*To do*
All of the records below must be output exactly, with no pictures carried over.
* begin Records provided *
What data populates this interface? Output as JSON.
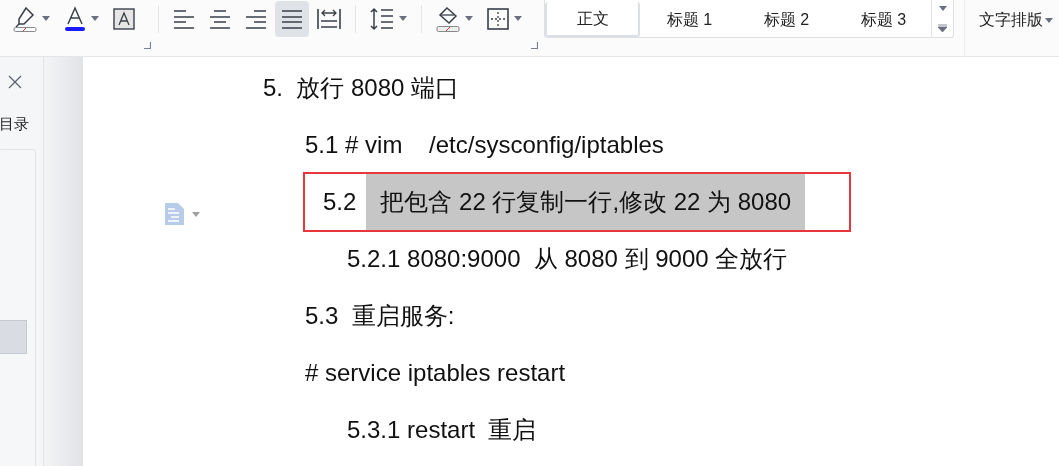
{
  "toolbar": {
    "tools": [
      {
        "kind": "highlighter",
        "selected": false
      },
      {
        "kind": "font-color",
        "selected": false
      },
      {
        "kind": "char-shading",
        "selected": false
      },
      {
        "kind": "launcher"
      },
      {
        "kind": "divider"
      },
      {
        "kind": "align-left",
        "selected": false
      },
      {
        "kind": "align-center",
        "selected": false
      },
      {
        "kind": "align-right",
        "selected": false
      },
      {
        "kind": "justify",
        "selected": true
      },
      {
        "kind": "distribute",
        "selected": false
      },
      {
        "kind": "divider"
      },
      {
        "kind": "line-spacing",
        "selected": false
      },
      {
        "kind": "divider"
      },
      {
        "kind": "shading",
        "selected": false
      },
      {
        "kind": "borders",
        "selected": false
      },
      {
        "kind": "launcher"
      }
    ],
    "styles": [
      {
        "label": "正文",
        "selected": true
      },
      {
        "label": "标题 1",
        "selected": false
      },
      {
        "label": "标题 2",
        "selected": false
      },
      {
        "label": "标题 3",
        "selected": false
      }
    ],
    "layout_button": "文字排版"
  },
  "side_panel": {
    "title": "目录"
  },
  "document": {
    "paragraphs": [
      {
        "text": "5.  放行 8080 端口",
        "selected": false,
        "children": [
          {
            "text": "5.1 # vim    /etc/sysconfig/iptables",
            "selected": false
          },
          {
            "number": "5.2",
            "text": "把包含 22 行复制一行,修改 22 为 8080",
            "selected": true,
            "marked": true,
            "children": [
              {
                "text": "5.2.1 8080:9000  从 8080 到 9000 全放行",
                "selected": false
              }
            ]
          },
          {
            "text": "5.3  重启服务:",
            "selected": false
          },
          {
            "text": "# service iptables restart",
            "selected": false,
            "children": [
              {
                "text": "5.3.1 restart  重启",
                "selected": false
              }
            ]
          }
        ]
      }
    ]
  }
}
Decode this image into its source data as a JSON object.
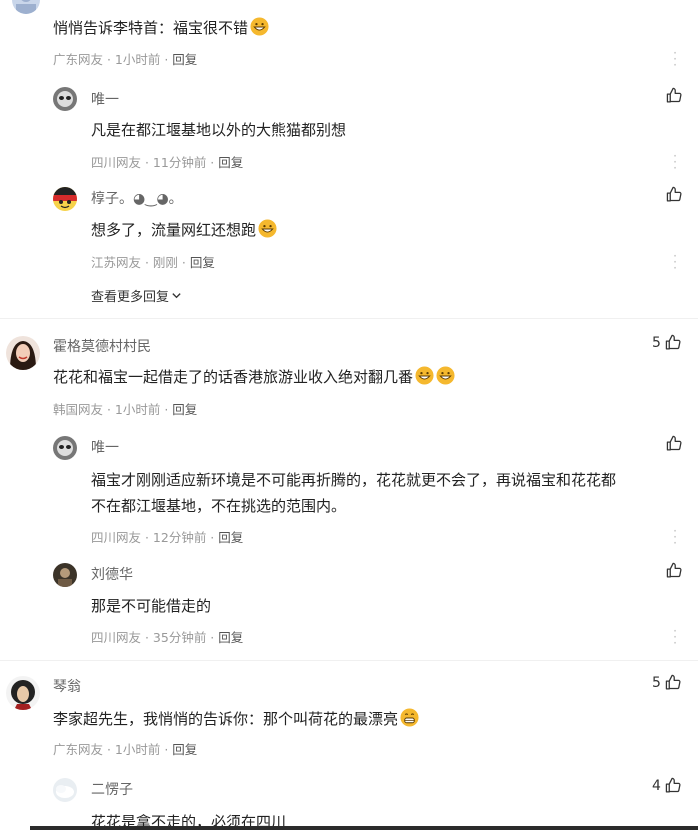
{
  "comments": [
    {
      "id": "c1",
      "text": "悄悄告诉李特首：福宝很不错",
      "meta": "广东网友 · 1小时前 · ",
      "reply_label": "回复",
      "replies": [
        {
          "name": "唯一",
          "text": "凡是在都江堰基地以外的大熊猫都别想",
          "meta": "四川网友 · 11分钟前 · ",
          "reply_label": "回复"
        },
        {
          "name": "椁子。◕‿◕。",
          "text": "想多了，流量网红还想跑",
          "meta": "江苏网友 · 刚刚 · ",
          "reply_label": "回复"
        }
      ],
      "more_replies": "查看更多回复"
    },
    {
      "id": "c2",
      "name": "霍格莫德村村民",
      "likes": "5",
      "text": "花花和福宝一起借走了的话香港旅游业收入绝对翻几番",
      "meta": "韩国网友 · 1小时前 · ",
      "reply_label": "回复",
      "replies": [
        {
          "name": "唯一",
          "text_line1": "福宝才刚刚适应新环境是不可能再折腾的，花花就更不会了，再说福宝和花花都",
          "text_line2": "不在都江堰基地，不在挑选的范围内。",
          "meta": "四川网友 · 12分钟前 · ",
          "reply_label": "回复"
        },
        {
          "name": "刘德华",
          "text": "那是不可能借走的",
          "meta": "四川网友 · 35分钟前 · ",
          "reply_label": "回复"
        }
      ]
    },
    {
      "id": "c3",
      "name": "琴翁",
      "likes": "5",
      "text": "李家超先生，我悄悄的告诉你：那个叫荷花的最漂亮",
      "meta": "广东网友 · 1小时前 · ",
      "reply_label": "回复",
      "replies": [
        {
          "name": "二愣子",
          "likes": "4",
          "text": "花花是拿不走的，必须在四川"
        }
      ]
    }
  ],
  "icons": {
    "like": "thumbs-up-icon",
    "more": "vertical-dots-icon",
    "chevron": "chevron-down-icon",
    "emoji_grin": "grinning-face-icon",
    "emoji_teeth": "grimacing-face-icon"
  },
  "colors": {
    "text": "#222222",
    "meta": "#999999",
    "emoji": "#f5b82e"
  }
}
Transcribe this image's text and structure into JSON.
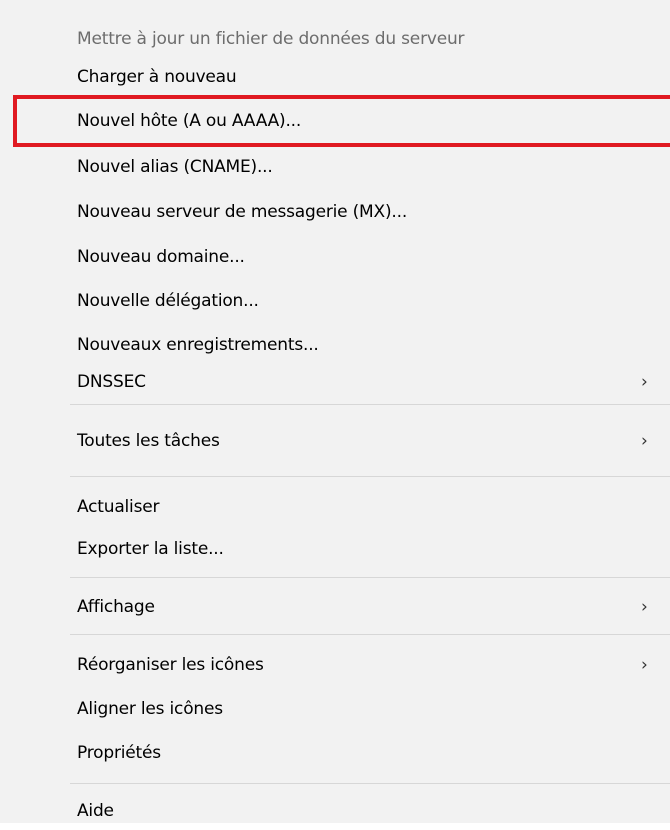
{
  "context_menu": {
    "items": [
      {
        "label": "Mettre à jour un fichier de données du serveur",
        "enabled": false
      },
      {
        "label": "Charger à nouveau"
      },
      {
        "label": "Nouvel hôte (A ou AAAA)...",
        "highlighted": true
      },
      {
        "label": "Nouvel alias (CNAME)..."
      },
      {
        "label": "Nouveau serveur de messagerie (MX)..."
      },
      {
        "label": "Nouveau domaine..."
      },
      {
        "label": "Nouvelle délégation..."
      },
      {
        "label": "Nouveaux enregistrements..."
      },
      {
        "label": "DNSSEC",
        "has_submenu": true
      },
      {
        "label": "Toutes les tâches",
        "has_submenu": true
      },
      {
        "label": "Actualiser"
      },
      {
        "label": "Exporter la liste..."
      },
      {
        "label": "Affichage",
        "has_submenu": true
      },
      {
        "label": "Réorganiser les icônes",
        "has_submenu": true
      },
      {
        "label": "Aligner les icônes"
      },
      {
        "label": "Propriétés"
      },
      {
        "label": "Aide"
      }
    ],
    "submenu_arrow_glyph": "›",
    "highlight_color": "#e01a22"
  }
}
* end Records provided *
*The response*
What data populates this interface? Output as JSON.
{
  "toolbar": {
    "tools": [
      {
        "kind": "highlighter",
        "selected": false
      },
      {
        "kind": "font-color",
        "selected": false
      },
      {
        "kind": "char-shading",
        "selected": false
      },
      {
        "kind": "launcher"
      },
      {
        "kind": "divider"
      },
      {
        "kind": "align-left",
        "selected": false
      },
      {
        "kind": "align-center",
        "selected": false
      },
      {
        "kind": "align-right",
        "selected": false
      },
      {
        "kind": "justify",
        "selected": true
      },
      {
        "kind": "distribute",
        "selected": false
      },
      {
        "kind": "divider"
      },
      {
        "kind": "line-spacing",
        "selected": false
      },
      {
        "kind": "divider"
      },
      {
        "kind": "shading",
        "selected": false
      },
      {
        "kind": "borders",
        "selected": false
      },
      {
        "kind": "launcher"
      }
    ],
    "styles": [
      {
        "label": "正文",
        "selected": true
      },
      {
        "label": "标题 1",
        "selected": false
      },
      {
        "label": "标题 2",
        "selected": false
      },
      {
        "label": "标题 3",
        "selected": false
      }
    ],
    "layout_button": "文字排版"
  },
  "side_panel": {
    "title": "目录"
  },
  "document": {
    "paragraphs": [
      {
        "text": "5.  放行 8080 端口",
        "selected": false,
        "children": [
          {
            "text": "5.1 # vim    /etc/sysconfig/iptables",
            "selected": false
          },
          {
            "number": "5.2",
            "text": "把包含 22 行复制一行,修改 22 为 8080",
            "selected": true,
            "marked": true,
            "children": [
              {
                "text": "5.2.1 8080:9000  从 8080 到 9000 全放行",
                "selected": false
              }
            ]
          },
          {
            "text": "5.3  重启服务:",
            "selected": false
          },
          {
            "text": "# service iptables restart",
            "selected": false,
            "children": [
              {
                "text": "5.3.1 restart  重启",
                "selected": false
              }
            ]
          }
        ]
      }
    ]
  }
}
Decode this image into its source data as a JSON object.
{
  "comments": [
    {
      "id": "c1",
      "text": "悄悄告诉李特首：福宝很不错",
      "meta": "广东网友 · 1小时前 · ",
      "reply_label": "回复",
      "replies": [
        {
          "name": "唯一",
          "text": "凡是在都江堰基地以外的大熊猫都别想",
          "meta": "四川网友 · 11分钟前 · ",
          "reply_label": "回复"
        },
        {
          "name": "椁子。◕‿◕。",
          "text": "想多了，流量网红还想跑",
          "meta": "江苏网友 · 刚刚 · ",
          "reply_label": "回复"
        }
      ],
      "more_replies": "查看更多回复"
    },
    {
      "id": "c2",
      "name": "霍格莫德村村民",
      "likes": "5",
      "text": "花花和福宝一起借走了的话香港旅游业收入绝对翻几番",
      "meta": "韩国网友 · 1小时前 · ",
      "reply_label": "回复",
      "replies": [
        {
          "name": "唯一",
          "text_line1": "福宝才刚刚适应新环境是不可能再折腾的，花花就更不会了，再说福宝和花花都",
          "text_line2": "不在都江堰基地，不在挑选的范围内。",
          "meta": "四川网友 · 12分钟前 · ",
          "reply_label": "回复"
        },
        {
          "name": "刘德华",
          "text": "那是不可能借走的",
          "meta": "四川网友 · 35分钟前 · ",
          "reply_label": "回复"
        }
      ]
    },
    {
      "id": "c3",
      "name": "琴翁",
      "likes": "5",
      "text": "李家超先生，我悄悄的告诉你：那个叫荷花的最漂亮",
      "meta": "广东网友 · 1小时前 · ",
      "reply_label": "回复",
      "replies": [
        {
          "name": "二愣子",
          "likes": "4",
          "text": "花花是拿不走的，必须在四川"
        }
      ]
    }
  ],
  "icons": {
    "like": "thumbs-up-icon",
    "more": "vertical-dots-icon",
    "chevron": "chevron-down-icon",
    "emoji_grin": "grinning-face-icon",
    "emoji_teeth": "grimacing-face-icon"
  },
  "colors": {
    "text": "#222222",
    "meta": "#999999",
    "emoji": "#f5b82e"
  }
}
Transcribe this image's text and structure into JSON.
{
  "context_menu": {
    "items": [
      {
        "label": "Mettre à jour un fichier de données du serveur",
        "enabled": false
      },
      {
        "label": "Charger à nouveau"
      },
      {
        "label": "Nouvel hôte (A ou AAAA)...",
        "highlighted": true
      },
      {
        "label": "Nouvel alias (CNAME)..."
      },
      {
        "label": "Nouveau serveur de messagerie (MX)..."
      },
      {
        "label": "Nouveau domaine..."
      },
      {
        "label": "Nouvelle délégation..."
      },
      {
        "label": "Nouveaux enregistrements..."
      },
      {
        "label": "DNSSEC",
        "has_submenu": true
      },
      {
        "label": "Toutes les tâches",
        "has_submenu": true
      },
      {
        "label": "Actualiser"
      },
      {
        "label": "Exporter la liste..."
      },
      {
        "label": "Affichage",
        "has_submenu": true
      },
      {
        "label": "Réorganiser les icônes",
        "has_submenu": true
      },
      {
        "label": "Aligner les icônes"
      },
      {
        "label": "Propriétés"
      },
      {
        "label": "Aide"
      }
    ],
    "submenu_arrow_glyph": "›",
    "highlight_color": "#e01a22"
  }
}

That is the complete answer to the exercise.